• Do this: Please transcribe the data that follows without the pictures, keeping every word the same.

• Extracted data:

[BEGIN]

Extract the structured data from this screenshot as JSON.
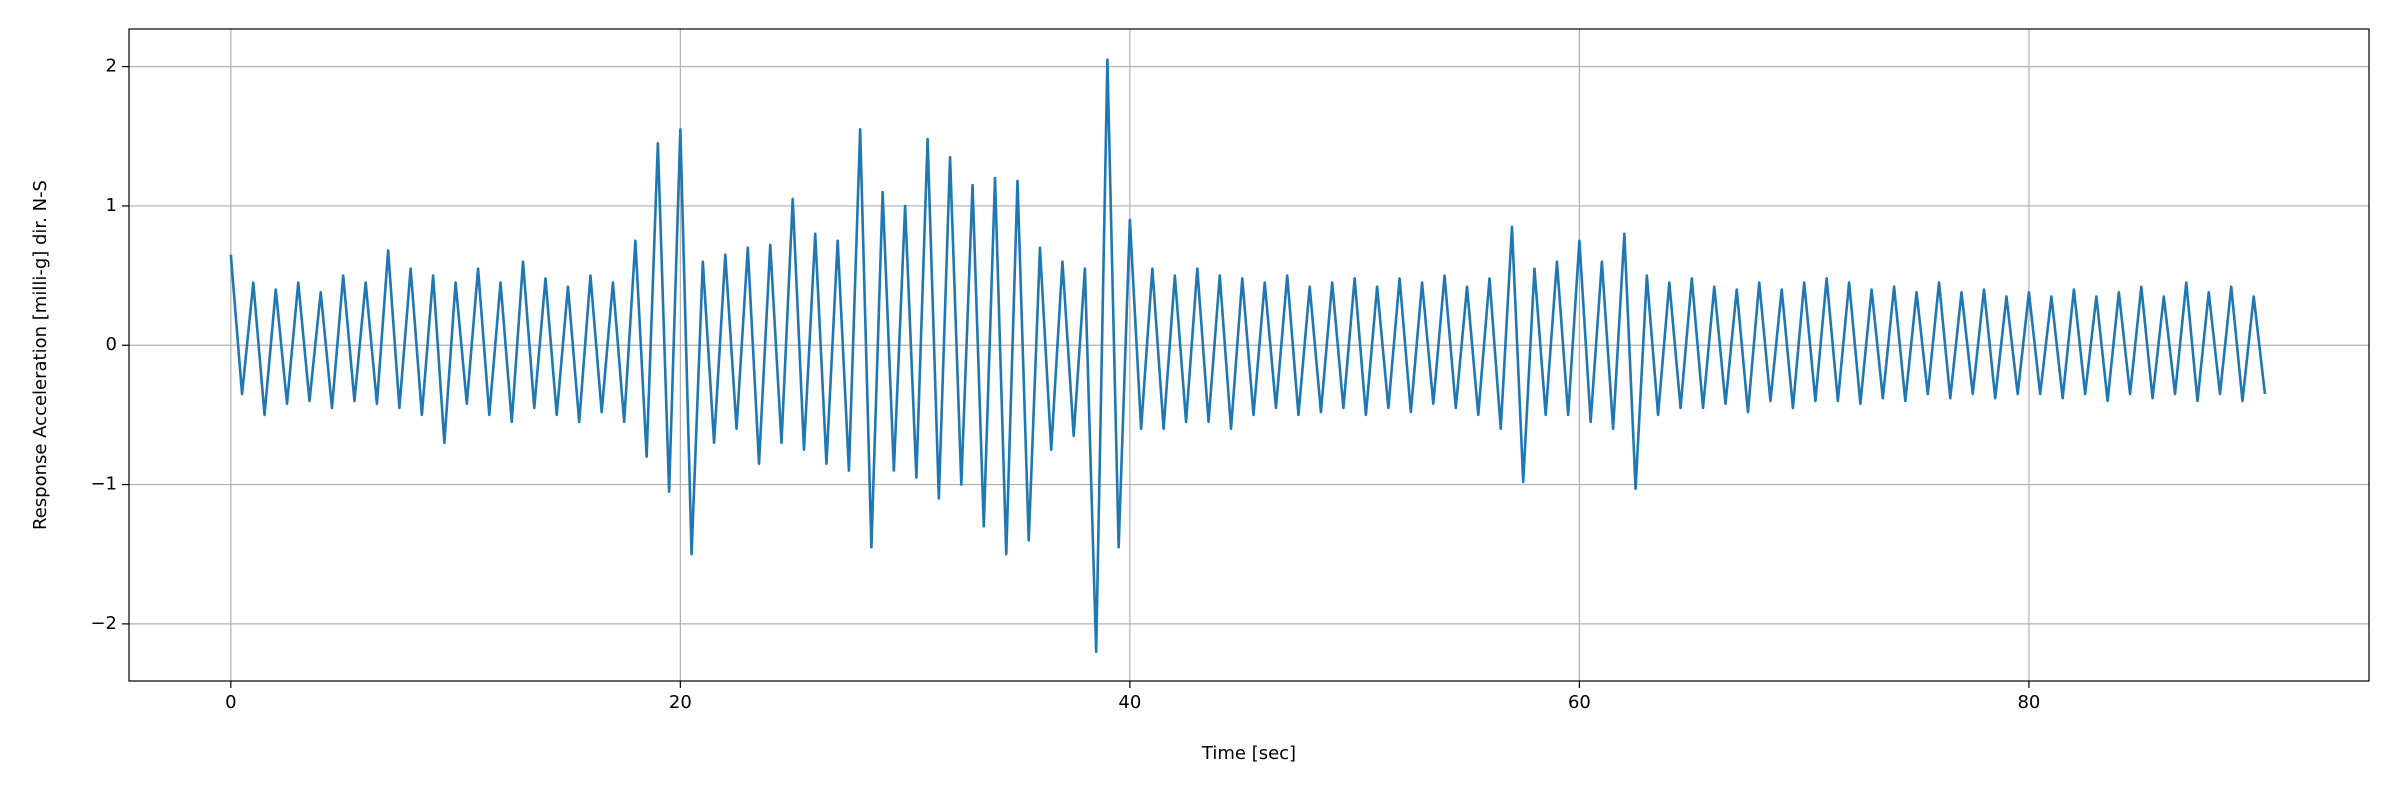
{
  "chart_data": {
    "type": "line",
    "xlabel": "Time [sec]",
    "ylabel": "Response Acceleration [milli-g] dir. N-S",
    "x": [
      0,
      0.5,
      1,
      1.5,
      2,
      2.5,
      3,
      3.5,
      4,
      4.5,
      5,
      5.5,
      6,
      6.5,
      7,
      7.5,
      8,
      8.5,
      9,
      9.5,
      10,
      10.5,
      11,
      11.5,
      12,
      12.5,
      13,
      13.5,
      14,
      14.5,
      15,
      15.5,
      16,
      16.5,
      17,
      17.5,
      18,
      18.5,
      19,
      19.5,
      20,
      20.5,
      21,
      21.5,
      22,
      22.5,
      23,
      23.5,
      24,
      24.5,
      25,
      25.5,
      26,
      26.5,
      27,
      27.5,
      28,
      28.5,
      29,
      29.5,
      30,
      30.5,
      31,
      31.5,
      32,
      32.5,
      33,
      33.5,
      34,
      34.5,
      35,
      35.5,
      36,
      36.5,
      37,
      37.5,
      38,
      38.5,
      39,
      39.5,
      40,
      40.5,
      41,
      41.5,
      42,
      42.5,
      43,
      43.5,
      44,
      44.5,
      45,
      45.5,
      46,
      46.5,
      47,
      47.5,
      48,
      48.5,
      49,
      49.5,
      50,
      50.5,
      51,
      51.5,
      52,
      52.5,
      53,
      53.5,
      54,
      54.5,
      55,
      55.5,
      56,
      56.5,
      57,
      57.5,
      58,
      58.5,
      59,
      59.5,
      60,
      60.5,
      61,
      61.5,
      62,
      62.5,
      63,
      63.5,
      64,
      64.5,
      65,
      65.5,
      66,
      66.5,
      67,
      67.5,
      68,
      68.5,
      69,
      69.5,
      70,
      70.5,
      71,
      71.5,
      72,
      72.5,
      73,
      73.5,
      74,
      74.5,
      75,
      75.5,
      76,
      76.5,
      77,
      77.5,
      78,
      78.5,
      79,
      79.5,
      80,
      80.5,
      81,
      81.5,
      82,
      82.5,
      83,
      83.5,
      84,
      84.5,
      85,
      85.5,
      86,
      86.5,
      87,
      87.5,
      88,
      88.5,
      89,
      89.5,
      90,
      90.5
    ],
    "series": [
      {
        "color": "#1f77b4",
        "values": [
          0.65,
          -0.35,
          0.45,
          -0.5,
          0.4,
          -0.42,
          0.45,
          -0.4,
          0.38,
          -0.45,
          0.5,
          -0.4,
          0.45,
          -0.42,
          0.68,
          -0.45,
          0.55,
          -0.5,
          0.5,
          -0.7,
          0.45,
          -0.42,
          0.55,
          -0.5,
          0.45,
          -0.55,
          0.6,
          -0.45,
          0.48,
          -0.5,
          0.42,
          -0.55,
          0.5,
          -0.48,
          0.45,
          -0.55,
          0.75,
          -0.8,
          1.45,
          -1.05,
          1.55,
          -1.5,
          0.6,
          -0.7,
          0.65,
          -0.6,
          0.7,
          -0.85,
          0.72,
          -0.7,
          1.05,
          -0.75,
          0.8,
          -0.85,
          0.75,
          -0.9,
          1.55,
          -1.45,
          1.1,
          -0.9,
          1.0,
          -0.95,
          1.48,
          -1.1,
          1.35,
          -1.0,
          1.15,
          -1.3,
          1.2,
          -1.5,
          1.18,
          -1.4,
          0.7,
          -0.75,
          0.6,
          -0.65,
          0.55,
          -2.2,
          2.05,
          -1.45,
          0.9,
          -0.6,
          0.55,
          -0.6,
          0.5,
          -0.55,
          0.55,
          -0.55,
          0.5,
          -0.6,
          0.48,
          -0.5,
          0.45,
          -0.45,
          0.5,
          -0.5,
          0.42,
          -0.48,
          0.45,
          -0.45,
          0.48,
          -0.5,
          0.42,
          -0.45,
          0.48,
          -0.48,
          0.45,
          -0.42,
          0.5,
          -0.45,
          0.42,
          -0.5,
          0.48,
          -0.6,
          0.85,
          -0.98,
          0.55,
          -0.5,
          0.6,
          -0.5,
          0.75,
          -0.55,
          0.6,
          -0.6,
          0.8,
          -1.03,
          0.5,
          -0.5,
          0.45,
          -0.45,
          0.48,
          -0.45,
          0.42,
          -0.42,
          0.4,
          -0.48,
          0.45,
          -0.4,
          0.4,
          -0.45,
          0.45,
          -0.4,
          0.48,
          -0.4,
          0.45,
          -0.42,
          0.4,
          -0.38,
          0.42,
          -0.4,
          0.38,
          -0.35,
          0.45,
          -0.38,
          0.38,
          -0.35,
          0.4,
          -0.38,
          0.35,
          -0.35,
          0.38,
          -0.35,
          0.35,
          -0.38,
          0.4,
          -0.35,
          0.35,
          -0.4,
          0.38,
          -0.35,
          0.42,
          -0.38,
          0.35,
          -0.35,
          0.45,
          -0.4,
          0.38,
          -0.35,
          0.42,
          -0.4,
          0.35,
          -0.35
        ]
      }
    ],
    "xlim": [
      -4.53,
      95.13
    ],
    "xticks": [
      0,
      20,
      40,
      60,
      80
    ],
    "ylim": [
      -2.41,
      2.27
    ],
    "yticks": [
      {
        "value": -2,
        "label": "−2"
      },
      {
        "value": -1,
        "label": "−1"
      },
      0,
      1,
      2
    ],
    "grid": true
  }
}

[END]

• Full output:
Extract the structured data from this screenshot as JSON.
{
  "chart_data": {
    "type": "line",
    "xlabel": "Time [sec]",
    "ylabel": "Response Acceleration [milli-g] dir. N-S",
    "x": [
      0,
      0.5,
      1,
      1.5,
      2,
      2.5,
      3,
      3.5,
      4,
      4.5,
      5,
      5.5,
      6,
      6.5,
      7,
      7.5,
      8,
      8.5,
      9,
      9.5,
      10,
      10.5,
      11,
      11.5,
      12,
      12.5,
      13,
      13.5,
      14,
      14.5,
      15,
      15.5,
      16,
      16.5,
      17,
      17.5,
      18,
      18.5,
      19,
      19.5,
      20,
      20.5,
      21,
      21.5,
      22,
      22.5,
      23,
      23.5,
      24,
      24.5,
      25,
      25.5,
      26,
      26.5,
      27,
      27.5,
      28,
      28.5,
      29,
      29.5,
      30,
      30.5,
      31,
      31.5,
      32,
      32.5,
      33,
      33.5,
      34,
      34.5,
      35,
      35.5,
      36,
      36.5,
      37,
      37.5,
      38,
      38.5,
      39,
      39.5,
      40,
      40.5,
      41,
      41.5,
      42,
      42.5,
      43,
      43.5,
      44,
      44.5,
      45,
      45.5,
      46,
      46.5,
      47,
      47.5,
      48,
      48.5,
      49,
      49.5,
      50,
      50.5,
      51,
      51.5,
      52,
      52.5,
      53,
      53.5,
      54,
      54.5,
      55,
      55.5,
      56,
      56.5,
      57,
      57.5,
      58,
      58.5,
      59,
      59.5,
      60,
      60.5,
      61,
      61.5,
      62,
      62.5,
      63,
      63.5,
      64,
      64.5,
      65,
      65.5,
      66,
      66.5,
      67,
      67.5,
      68,
      68.5,
      69,
      69.5,
      70,
      70.5,
      71,
      71.5,
      72,
      72.5,
      73,
      73.5,
      74,
      74.5,
      75,
      75.5,
      76,
      76.5,
      77,
      77.5,
      78,
      78.5,
      79,
      79.5,
      80,
      80.5,
      81,
      81.5,
      82,
      82.5,
      83,
      83.5,
      84,
      84.5,
      85,
      85.5,
      86,
      86.5,
      87,
      87.5,
      88,
      88.5,
      89,
      89.5,
      90,
      90.5
    ],
    "series": [
      {
        "color": "#1f77b4",
        "values": [
          0.65,
          -0.35,
          0.45,
          -0.5,
          0.4,
          -0.42,
          0.45,
          -0.4,
          0.38,
          -0.45,
          0.5,
          -0.4,
          0.45,
          -0.42,
          0.68,
          -0.45,
          0.55,
          -0.5,
          0.5,
          -0.7,
          0.45,
          -0.42,
          0.55,
          -0.5,
          0.45,
          -0.55,
          0.6,
          -0.45,
          0.48,
          -0.5,
          0.42,
          -0.55,
          0.5,
          -0.48,
          0.45,
          -0.55,
          0.75,
          -0.8,
          1.45,
          -1.05,
          1.55,
          -1.5,
          0.6,
          -0.7,
          0.65,
          -0.6,
          0.7,
          -0.85,
          0.72,
          -0.7,
          1.05,
          -0.75,
          0.8,
          -0.85,
          0.75,
          -0.9,
          1.55,
          -1.45,
          1.1,
          -0.9,
          1.0,
          -0.95,
          1.48,
          -1.1,
          1.35,
          -1.0,
          1.15,
          -1.3,
          1.2,
          -1.5,
          1.18,
          -1.4,
          0.7,
          -0.75,
          0.6,
          -0.65,
          0.55,
          -2.2,
          2.05,
          -1.45,
          0.9,
          -0.6,
          0.55,
          -0.6,
          0.5,
          -0.55,
          0.55,
          -0.55,
          0.5,
          -0.6,
          0.48,
          -0.5,
          0.45,
          -0.45,
          0.5,
          -0.5,
          0.42,
          -0.48,
          0.45,
          -0.45,
          0.48,
          -0.5,
          0.42,
          -0.45,
          0.48,
          -0.48,
          0.45,
          -0.42,
          0.5,
          -0.45,
          0.42,
          -0.5,
          0.48,
          -0.6,
          0.85,
          -0.98,
          0.55,
          -0.5,
          0.6,
          -0.5,
          0.75,
          -0.55,
          0.6,
          -0.6,
          0.8,
          -1.03,
          0.5,
          -0.5,
          0.45,
          -0.45,
          0.48,
          -0.45,
          0.42,
          -0.42,
          0.4,
          -0.48,
          0.45,
          -0.4,
          0.4,
          -0.45,
          0.45,
          -0.4,
          0.48,
          -0.4,
          0.45,
          -0.42,
          0.4,
          -0.38,
          0.42,
          -0.4,
          0.38,
          -0.35,
          0.45,
          -0.38,
          0.38,
          -0.35,
          0.4,
          -0.38,
          0.35,
          -0.35,
          0.38,
          -0.35,
          0.35,
          -0.38,
          0.4,
          -0.35,
          0.35,
          -0.4,
          0.38,
          -0.35,
          0.42,
          -0.38,
          0.35,
          -0.35,
          0.45,
          -0.4,
          0.38,
          -0.35,
          0.42,
          -0.4,
          0.35,
          -0.35
        ]
      }
    ],
    "xlim": [
      -4.53,
      95.13
    ],
    "xticks": [
      0,
      20,
      40,
      60,
      80
    ],
    "ylim": [
      -2.41,
      2.27
    ],
    "yticks": [
      {
        "value": -2,
        "label": "−2"
      },
      {
        "value": -1,
        "label": "−1"
      },
      0,
      1,
      2
    ],
    "grid": true
  }
}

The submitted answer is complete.